◆ Direction:
Return only the number of lines holding the word "placement".

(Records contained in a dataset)
· · · · ·

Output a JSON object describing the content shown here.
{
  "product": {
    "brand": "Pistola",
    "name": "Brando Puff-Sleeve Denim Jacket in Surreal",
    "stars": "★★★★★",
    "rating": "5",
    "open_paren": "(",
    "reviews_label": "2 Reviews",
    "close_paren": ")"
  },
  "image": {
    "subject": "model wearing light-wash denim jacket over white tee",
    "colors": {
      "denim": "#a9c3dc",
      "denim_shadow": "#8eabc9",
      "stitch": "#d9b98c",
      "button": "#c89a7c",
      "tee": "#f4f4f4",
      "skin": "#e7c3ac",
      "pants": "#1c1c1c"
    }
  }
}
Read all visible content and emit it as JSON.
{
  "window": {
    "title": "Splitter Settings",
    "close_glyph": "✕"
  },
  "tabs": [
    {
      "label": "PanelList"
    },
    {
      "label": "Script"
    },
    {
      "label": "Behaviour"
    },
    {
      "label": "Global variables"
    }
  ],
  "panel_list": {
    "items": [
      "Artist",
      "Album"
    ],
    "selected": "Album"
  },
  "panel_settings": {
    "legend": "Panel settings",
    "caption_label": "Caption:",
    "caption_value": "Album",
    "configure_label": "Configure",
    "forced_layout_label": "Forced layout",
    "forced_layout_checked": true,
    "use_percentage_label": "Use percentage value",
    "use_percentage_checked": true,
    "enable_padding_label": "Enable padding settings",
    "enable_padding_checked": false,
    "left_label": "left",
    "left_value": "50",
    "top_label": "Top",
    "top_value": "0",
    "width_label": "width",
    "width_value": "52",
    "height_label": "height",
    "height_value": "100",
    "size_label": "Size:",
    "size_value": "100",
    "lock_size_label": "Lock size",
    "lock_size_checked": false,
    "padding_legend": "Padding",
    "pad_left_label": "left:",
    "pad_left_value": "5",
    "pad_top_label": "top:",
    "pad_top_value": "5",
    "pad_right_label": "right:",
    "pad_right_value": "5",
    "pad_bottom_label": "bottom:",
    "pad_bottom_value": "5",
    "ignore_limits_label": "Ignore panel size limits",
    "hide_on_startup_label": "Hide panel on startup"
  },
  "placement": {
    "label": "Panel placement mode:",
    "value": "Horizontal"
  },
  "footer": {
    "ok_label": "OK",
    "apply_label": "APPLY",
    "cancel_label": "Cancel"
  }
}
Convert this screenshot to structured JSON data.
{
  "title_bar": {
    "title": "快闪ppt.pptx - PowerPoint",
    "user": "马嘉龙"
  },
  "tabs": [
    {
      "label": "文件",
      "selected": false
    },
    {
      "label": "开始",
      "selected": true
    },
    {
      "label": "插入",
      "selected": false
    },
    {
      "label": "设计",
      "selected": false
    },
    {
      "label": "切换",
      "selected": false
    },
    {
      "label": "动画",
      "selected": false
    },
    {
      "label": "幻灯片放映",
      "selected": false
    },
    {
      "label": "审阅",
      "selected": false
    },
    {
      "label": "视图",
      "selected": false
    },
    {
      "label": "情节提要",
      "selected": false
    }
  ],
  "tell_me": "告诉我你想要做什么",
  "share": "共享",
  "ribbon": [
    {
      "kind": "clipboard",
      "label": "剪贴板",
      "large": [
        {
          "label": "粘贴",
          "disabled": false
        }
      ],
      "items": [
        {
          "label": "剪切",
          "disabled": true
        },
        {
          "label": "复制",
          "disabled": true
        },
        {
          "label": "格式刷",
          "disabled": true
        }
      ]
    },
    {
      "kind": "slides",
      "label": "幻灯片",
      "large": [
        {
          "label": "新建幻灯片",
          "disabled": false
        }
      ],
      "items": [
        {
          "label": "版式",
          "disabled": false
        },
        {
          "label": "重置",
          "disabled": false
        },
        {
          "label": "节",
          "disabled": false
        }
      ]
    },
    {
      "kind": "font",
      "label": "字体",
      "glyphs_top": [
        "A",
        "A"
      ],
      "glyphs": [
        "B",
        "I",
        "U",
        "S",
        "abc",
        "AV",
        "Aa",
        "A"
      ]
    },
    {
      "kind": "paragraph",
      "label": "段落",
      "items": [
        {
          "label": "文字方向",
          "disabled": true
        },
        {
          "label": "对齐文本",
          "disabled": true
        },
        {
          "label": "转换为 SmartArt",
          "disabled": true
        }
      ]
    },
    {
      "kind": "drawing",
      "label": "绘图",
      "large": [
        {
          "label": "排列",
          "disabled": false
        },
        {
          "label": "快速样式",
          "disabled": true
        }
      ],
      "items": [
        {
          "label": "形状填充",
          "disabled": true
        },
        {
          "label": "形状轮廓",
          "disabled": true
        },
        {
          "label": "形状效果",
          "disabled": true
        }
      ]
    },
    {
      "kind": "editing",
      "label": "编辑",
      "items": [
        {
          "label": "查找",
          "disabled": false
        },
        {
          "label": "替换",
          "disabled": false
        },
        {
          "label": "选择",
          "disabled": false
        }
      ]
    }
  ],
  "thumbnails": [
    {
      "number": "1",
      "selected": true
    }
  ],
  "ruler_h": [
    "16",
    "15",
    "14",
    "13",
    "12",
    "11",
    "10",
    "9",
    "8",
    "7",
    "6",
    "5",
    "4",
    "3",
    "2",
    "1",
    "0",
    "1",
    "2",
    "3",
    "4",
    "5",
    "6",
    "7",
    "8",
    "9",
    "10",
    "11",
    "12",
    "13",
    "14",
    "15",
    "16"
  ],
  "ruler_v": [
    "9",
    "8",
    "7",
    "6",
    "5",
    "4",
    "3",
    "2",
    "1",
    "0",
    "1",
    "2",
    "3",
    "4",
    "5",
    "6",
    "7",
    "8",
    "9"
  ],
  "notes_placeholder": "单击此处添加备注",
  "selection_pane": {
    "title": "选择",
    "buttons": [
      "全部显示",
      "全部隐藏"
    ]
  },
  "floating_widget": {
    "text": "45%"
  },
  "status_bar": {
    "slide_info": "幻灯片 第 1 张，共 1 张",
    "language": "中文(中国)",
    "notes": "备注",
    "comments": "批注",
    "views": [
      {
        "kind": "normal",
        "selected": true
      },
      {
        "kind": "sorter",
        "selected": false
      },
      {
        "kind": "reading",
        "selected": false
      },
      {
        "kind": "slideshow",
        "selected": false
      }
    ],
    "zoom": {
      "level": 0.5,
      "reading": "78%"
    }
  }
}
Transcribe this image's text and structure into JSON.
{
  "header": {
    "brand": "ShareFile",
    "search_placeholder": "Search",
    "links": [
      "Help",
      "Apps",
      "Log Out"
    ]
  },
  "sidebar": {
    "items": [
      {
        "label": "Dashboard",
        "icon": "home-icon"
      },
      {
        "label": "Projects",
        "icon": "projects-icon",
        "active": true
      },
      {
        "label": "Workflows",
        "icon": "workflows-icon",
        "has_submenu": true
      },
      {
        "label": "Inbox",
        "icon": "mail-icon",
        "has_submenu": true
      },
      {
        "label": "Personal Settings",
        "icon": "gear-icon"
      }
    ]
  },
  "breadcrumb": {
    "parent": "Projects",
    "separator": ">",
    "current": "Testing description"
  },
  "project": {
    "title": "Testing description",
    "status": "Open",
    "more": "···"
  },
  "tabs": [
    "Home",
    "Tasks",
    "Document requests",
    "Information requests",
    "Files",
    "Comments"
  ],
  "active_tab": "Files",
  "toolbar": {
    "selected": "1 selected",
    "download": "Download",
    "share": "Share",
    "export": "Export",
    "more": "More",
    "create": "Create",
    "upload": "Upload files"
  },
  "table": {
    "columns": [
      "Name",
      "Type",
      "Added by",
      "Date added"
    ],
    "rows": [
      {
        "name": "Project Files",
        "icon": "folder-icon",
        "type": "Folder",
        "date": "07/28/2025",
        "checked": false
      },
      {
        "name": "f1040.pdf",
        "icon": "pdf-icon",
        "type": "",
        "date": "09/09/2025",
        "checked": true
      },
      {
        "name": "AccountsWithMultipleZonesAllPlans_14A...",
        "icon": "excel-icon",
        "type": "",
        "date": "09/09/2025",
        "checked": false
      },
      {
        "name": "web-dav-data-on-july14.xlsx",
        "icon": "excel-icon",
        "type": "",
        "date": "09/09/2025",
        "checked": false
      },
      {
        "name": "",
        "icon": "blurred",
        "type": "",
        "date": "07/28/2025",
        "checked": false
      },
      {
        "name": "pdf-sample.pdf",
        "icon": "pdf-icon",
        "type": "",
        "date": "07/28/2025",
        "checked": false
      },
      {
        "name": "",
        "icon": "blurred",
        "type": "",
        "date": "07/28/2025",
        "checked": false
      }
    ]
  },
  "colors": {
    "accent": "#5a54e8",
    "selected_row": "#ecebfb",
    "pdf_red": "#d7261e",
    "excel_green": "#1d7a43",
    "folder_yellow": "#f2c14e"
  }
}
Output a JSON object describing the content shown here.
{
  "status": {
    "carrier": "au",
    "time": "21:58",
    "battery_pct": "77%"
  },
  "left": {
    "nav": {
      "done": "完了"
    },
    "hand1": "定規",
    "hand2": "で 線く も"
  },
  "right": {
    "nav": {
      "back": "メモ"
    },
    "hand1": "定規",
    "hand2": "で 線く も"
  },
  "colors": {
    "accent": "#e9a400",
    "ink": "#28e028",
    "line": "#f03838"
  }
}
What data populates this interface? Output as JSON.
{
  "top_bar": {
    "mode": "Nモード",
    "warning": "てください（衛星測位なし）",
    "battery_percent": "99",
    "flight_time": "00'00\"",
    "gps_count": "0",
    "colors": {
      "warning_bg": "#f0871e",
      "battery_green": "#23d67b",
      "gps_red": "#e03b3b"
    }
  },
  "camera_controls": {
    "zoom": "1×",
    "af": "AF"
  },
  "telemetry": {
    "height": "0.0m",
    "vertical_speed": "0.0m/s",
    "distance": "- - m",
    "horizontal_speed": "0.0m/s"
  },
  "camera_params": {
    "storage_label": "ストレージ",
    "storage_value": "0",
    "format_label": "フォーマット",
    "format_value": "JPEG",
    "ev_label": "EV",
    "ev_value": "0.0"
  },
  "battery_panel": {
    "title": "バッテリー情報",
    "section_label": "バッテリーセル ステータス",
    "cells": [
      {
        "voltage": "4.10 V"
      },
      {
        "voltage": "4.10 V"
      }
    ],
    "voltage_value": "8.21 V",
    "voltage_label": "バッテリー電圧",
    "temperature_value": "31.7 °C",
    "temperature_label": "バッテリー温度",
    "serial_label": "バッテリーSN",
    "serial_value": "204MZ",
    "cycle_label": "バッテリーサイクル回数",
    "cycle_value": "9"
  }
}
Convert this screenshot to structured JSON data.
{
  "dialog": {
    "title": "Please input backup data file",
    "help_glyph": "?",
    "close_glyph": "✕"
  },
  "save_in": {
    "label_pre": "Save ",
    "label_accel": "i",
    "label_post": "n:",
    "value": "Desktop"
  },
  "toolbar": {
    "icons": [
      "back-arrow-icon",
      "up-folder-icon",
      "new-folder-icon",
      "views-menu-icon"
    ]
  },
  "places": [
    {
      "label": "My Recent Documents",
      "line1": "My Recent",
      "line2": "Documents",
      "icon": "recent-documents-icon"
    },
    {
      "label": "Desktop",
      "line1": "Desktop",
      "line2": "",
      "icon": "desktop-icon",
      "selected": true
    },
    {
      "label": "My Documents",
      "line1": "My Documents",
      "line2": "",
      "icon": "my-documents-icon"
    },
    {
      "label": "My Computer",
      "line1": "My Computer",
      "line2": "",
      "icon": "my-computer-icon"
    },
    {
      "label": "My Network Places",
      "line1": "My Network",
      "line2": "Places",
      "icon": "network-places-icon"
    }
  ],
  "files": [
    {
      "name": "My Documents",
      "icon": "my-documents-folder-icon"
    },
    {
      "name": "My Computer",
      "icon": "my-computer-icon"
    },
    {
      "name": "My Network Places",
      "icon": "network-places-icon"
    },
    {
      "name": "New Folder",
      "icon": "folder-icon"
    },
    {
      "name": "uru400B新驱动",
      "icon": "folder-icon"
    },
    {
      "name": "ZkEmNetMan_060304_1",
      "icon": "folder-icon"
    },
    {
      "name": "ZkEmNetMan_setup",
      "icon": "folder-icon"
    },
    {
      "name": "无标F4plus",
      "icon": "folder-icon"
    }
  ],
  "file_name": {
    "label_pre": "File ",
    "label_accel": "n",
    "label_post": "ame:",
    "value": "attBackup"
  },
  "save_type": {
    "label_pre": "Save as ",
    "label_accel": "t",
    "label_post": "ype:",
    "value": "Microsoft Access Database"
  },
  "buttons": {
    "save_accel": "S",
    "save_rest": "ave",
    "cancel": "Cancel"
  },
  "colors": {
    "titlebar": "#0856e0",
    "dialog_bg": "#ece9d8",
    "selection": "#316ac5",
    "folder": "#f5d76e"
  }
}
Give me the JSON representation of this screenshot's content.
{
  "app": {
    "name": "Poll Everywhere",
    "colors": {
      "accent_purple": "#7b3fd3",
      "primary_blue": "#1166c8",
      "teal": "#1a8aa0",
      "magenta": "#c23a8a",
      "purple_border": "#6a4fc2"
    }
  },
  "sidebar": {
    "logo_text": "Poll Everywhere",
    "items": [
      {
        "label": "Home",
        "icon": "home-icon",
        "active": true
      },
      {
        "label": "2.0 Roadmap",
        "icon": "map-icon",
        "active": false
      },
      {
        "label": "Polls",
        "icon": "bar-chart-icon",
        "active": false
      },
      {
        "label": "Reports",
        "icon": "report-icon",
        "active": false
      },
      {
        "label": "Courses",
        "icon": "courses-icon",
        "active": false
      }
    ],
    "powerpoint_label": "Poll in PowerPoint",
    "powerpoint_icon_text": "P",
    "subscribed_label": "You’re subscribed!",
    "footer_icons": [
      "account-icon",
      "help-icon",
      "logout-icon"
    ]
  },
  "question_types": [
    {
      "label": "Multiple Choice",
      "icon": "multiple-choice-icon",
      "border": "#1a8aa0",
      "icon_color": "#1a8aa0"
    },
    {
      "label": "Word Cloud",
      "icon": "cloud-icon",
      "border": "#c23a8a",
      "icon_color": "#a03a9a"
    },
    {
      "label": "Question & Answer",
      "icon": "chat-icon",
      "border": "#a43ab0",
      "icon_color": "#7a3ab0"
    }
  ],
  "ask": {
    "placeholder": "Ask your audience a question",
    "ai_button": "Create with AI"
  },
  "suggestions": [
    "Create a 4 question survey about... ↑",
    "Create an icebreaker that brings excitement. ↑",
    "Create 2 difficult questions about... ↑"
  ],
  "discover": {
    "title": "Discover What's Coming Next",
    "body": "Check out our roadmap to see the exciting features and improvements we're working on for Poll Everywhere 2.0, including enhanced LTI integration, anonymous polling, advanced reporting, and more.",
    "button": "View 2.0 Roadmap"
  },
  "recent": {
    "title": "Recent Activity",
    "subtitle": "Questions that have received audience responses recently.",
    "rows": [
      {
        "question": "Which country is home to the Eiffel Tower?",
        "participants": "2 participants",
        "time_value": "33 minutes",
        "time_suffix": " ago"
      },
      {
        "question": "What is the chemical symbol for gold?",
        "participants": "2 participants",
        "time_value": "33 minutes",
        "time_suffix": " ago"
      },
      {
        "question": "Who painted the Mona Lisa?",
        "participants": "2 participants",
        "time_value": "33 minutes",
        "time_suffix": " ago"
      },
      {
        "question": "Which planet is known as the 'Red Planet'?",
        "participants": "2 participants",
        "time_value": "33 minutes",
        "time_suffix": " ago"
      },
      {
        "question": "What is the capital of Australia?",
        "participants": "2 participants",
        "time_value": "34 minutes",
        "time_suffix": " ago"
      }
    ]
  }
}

· · · · ·

◆ The answer:
2